##### Listing #####
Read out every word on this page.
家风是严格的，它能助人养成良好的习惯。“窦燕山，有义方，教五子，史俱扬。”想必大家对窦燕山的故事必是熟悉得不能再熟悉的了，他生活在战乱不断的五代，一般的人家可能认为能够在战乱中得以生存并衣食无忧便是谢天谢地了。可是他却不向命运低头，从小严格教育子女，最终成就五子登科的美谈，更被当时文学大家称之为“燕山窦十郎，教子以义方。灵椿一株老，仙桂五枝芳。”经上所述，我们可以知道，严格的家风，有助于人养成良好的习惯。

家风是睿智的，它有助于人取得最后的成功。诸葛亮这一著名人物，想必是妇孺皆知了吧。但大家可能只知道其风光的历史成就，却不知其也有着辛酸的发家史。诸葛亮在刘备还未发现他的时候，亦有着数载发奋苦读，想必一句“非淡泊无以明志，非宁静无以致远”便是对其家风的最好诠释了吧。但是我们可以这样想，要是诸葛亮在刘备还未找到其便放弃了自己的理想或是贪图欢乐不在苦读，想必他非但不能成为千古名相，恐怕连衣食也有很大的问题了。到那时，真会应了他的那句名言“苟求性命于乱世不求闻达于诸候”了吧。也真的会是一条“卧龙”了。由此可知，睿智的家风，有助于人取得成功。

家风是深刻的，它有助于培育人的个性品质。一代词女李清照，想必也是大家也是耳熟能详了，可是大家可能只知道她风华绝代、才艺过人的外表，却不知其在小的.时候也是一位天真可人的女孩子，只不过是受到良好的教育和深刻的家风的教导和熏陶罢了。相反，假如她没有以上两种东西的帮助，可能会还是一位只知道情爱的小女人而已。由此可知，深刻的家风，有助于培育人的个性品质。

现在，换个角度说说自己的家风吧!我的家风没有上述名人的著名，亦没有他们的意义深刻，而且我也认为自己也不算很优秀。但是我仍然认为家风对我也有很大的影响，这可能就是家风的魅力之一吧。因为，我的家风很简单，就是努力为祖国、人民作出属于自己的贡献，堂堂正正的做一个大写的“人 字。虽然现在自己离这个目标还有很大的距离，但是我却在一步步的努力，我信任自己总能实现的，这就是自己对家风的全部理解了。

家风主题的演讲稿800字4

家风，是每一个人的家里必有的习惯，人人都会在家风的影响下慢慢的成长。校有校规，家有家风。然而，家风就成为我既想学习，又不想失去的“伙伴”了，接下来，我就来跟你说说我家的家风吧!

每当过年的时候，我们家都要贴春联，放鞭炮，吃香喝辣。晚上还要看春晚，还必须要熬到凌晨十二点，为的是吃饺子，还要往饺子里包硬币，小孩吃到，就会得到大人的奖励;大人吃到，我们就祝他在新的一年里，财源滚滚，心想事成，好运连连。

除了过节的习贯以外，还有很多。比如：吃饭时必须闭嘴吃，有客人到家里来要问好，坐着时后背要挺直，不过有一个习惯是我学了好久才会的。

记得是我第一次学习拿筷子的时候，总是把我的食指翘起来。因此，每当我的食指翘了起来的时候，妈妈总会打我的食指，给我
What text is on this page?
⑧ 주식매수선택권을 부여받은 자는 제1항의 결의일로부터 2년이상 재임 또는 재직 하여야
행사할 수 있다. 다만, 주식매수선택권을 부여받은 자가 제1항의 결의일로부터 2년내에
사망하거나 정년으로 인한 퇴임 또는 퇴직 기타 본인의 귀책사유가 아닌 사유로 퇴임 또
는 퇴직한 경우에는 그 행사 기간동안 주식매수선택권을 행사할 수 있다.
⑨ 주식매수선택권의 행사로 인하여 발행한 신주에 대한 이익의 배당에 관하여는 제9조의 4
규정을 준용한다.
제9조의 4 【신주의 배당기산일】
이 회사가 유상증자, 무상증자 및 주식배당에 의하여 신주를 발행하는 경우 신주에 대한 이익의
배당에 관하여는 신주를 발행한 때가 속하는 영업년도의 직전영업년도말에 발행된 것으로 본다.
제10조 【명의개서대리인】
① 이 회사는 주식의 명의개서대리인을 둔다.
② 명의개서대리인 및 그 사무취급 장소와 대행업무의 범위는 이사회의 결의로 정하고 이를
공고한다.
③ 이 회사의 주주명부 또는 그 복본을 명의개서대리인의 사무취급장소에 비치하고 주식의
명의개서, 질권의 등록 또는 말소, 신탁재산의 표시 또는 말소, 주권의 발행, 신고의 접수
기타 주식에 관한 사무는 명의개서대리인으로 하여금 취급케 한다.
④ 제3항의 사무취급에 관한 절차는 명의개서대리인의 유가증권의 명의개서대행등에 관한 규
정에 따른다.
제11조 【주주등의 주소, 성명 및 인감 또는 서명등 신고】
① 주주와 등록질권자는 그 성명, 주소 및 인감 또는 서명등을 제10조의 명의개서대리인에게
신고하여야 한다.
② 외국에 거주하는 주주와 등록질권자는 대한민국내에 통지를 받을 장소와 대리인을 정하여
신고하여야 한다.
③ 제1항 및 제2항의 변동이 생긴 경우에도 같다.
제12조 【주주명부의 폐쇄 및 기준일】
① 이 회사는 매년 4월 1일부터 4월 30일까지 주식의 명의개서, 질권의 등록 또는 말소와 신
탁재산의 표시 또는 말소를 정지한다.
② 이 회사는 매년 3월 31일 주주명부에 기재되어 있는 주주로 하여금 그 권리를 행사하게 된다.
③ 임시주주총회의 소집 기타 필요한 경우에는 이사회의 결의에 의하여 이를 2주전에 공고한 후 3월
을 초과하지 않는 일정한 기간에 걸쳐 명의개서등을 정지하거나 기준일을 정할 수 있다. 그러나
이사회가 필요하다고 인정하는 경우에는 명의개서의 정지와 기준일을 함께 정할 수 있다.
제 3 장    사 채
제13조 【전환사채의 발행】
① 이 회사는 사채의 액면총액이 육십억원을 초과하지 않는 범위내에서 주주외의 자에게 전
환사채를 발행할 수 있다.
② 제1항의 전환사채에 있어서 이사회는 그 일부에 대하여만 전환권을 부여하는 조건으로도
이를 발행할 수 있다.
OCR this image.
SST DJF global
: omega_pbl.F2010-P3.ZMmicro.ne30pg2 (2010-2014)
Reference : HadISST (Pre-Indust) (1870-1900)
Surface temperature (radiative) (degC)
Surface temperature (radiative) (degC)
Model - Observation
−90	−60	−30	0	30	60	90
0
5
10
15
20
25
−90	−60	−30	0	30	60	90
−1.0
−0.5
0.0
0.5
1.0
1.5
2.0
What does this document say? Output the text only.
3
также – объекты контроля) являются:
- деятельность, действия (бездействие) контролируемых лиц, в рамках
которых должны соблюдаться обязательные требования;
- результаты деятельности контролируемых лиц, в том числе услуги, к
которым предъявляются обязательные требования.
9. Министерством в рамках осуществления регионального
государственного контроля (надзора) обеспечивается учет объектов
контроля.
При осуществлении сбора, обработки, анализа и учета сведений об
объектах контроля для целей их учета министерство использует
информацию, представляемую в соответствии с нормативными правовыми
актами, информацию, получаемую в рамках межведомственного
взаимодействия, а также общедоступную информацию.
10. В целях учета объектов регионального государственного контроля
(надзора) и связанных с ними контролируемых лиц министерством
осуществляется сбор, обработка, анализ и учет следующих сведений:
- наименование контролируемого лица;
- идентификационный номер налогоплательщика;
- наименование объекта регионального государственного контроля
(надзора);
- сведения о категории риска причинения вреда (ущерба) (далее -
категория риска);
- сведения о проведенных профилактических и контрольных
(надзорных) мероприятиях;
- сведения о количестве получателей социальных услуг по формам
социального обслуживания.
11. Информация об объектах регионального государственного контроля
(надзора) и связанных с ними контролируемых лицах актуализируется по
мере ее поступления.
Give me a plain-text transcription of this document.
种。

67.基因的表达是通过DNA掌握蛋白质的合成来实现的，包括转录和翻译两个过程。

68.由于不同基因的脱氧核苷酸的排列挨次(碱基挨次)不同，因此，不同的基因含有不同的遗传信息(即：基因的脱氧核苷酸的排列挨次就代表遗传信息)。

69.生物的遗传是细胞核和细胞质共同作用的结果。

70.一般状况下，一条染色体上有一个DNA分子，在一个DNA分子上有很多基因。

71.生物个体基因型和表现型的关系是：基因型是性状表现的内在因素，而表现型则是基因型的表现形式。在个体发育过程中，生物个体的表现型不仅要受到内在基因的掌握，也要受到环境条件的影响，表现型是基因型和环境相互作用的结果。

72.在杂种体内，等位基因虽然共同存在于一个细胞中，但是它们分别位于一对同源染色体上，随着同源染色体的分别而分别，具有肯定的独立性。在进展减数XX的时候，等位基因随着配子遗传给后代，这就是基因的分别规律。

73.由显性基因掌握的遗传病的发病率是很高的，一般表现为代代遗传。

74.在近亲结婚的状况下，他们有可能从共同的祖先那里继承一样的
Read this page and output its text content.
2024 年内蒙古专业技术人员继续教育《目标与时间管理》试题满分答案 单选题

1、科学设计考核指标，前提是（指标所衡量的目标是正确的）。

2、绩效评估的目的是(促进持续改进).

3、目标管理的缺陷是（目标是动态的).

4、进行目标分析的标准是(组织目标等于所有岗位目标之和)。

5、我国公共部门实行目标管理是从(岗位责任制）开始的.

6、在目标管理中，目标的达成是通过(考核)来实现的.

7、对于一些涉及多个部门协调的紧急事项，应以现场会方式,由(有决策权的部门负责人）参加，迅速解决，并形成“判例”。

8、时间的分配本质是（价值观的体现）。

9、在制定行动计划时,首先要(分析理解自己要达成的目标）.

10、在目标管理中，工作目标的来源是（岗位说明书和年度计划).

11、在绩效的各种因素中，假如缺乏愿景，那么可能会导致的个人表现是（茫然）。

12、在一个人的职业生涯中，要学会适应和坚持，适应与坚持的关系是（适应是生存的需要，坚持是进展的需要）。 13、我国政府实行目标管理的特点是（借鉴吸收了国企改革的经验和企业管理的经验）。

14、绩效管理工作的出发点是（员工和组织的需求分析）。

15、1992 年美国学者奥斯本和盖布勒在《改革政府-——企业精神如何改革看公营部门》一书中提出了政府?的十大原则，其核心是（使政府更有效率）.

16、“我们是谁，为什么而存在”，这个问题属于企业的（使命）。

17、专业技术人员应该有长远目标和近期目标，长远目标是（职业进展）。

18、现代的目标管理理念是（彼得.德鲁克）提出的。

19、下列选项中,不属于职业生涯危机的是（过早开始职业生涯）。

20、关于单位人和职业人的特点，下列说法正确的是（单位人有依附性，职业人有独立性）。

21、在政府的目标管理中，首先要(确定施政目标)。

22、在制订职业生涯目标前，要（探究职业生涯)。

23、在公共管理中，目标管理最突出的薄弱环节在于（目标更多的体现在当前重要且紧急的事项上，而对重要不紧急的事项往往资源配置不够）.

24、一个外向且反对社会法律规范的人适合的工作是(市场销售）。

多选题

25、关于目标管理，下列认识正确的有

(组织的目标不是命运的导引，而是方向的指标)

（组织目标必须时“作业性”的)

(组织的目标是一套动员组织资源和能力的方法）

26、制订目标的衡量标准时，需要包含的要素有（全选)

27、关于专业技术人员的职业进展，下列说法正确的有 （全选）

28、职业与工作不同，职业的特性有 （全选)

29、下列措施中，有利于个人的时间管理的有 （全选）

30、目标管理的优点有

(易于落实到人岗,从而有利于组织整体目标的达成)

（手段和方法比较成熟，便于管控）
#####
_Problem statement_:
In the records above, find the line containing "Read this page and output its text content."; please retype it and every line after it through the last line, exactly and with nothing else.

_Answer_:
Read this page and output its text content.
2024 年内蒙古专业技术人员继续教育《目标与时间管理》试题满分答案 单选题

1、科学设计考核指标，前提是（指标所衡量的目标是正确的）。

2、绩效评估的目的是(促进持续改进).

3、目标管理的缺陷是（目标是动态的).

4、进行目标分析的标准是(组织目标等于所有岗位目标之和)。

5、我国公共部门实行目标管理是从(岗位责任制）开始的.

6、在目标管理中，目标的达成是通过(考核)来实现的.

7、对于一些涉及多个部门协调的紧急事项，应以现场会方式,由(有决策权的部门负责人）参加，迅速解决，并形成“判例”。

8、时间的分配本质是（价值观的体现）。

9、在制定行动计划时,首先要(分析理解自己要达成的目标）.

10、在目标管理中，工作目标的来源是（岗位说明书和年度计划).

11、在绩效的各种因素中，假如缺乏愿景，那么可能会导致的个人表现是（茫然）。

12、在一个人的职业生涯中，要学会适应和坚持，适应与坚持的关系是（适应是生存的需要，坚持是进展的需要）。 13、我国政府实行目标管理的特点是（借鉴吸收了国企改革的经验和企业管理的经验）。

14、绩效管理工作的出发点是（员工和组织的需求分析）。

15、1992 年美国学者奥斯本和盖布勒在《改革政府-——企业精神如何改革看公营部门》一书中提出了政府?的十大原则，其核心是（使政府更有效率）.

16、“我们是谁，为什么而存在”，这个问题属于企业的（使命）。

17、专业技术人员应该有长远目标和近期目标，长远目标是（职业进展）。

18、现代的目标管理理念是（彼得.德鲁克）提出的。

19、下列选项中,不属于职业生涯危机的是（过早开始职业生涯）。

20、关于单位人和职业人的特点，下列说法正确的是（单位人有依附性，职业人有独立性）。

21、在政府的目标管理中，首先要(确定施政目标)。

22、在制订职业生涯目标前，要（探究职业生涯)。

23、在公共管理中，目标管理最突出的薄弱环节在于（目标更多的体现在当前重要且紧急的事项上，而对重要不紧急的事项往往资源配置不够）.

24、一个外向且反对社会法律规范的人适合的工作是(市场销售）。

多选题

25、关于目标管理，下列认识正确的有

(组织的目标不是命运的导引，而是方向的指标)

（组织目标必须时“作业性”的)

(组织的目标是一套动员组织资源和能力的方法）

26、制订目标的衡量标准时，需要包含的要素有（全选)

27、关于专业技术人员的职业进展，下列说法正确的有 （全选）

28、职业与工作不同，职业的特性有 （全选)

29、下列措施中，有利于个人的时间管理的有 （全选）

30、目标管理的优点有

(易于落实到人岗,从而有利于组织整体目标的达成)

（手段和方法比较成熟，便于管控）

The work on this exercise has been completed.